## Problem
Every record must be written out once more, with nothing added or omitted.

++++ Entries supplied ++++

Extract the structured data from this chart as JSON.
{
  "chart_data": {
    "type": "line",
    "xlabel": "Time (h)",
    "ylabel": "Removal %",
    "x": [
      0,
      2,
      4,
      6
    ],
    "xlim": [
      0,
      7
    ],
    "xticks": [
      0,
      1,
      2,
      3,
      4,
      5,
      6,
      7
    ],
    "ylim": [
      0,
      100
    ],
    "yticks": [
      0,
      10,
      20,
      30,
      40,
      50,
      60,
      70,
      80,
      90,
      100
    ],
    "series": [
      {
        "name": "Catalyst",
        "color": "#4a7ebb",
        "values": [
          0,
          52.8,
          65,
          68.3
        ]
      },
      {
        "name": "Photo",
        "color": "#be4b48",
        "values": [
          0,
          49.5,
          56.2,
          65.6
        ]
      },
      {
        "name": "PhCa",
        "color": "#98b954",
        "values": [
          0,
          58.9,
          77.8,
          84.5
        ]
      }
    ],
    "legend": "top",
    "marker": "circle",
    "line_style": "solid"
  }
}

++++

## Response
Extract the structured data from this chart as JSON.
{
  "chart_data": {
    "type": "line",
    "xlabel": "Time (h)",
    "ylabel": "Removal %",
    "x": [
      0,
      2,
      4,
      6
    ],
    "xlim": [
      0,
      7
    ],
    "xticks": [
      0,
      1,
      2,
      3,
      4,
      5,
      6,
      7
    ],
    "ylim": [
      0,
      100
    ],
    "yticks": [
      0,
      10,
      20,
      30,
      40,
      50,
      60,
      70,
      80,
      90,
      100
    ],
    "series": [
      {
        "name": "Catalyst",
        "color": "#4a7ebb",
        "values": [
          0,
          52.8,
          65,
          68.3
        ]
      },
      {
        "name": "Photo",
        "color": "#be4b48",
        "values": [
          0,
          49.5,
          56.2,
          65.6
        ]
      },
      {
        "name": "PhCa",
        "color": "#98b954",
        "values": [
          0,
          58.9,
          77.8,
          84.5
        ]
      }
    ],
    "legend": "top",
    "marker": "circle",
    "line_style": "solid"
  }
}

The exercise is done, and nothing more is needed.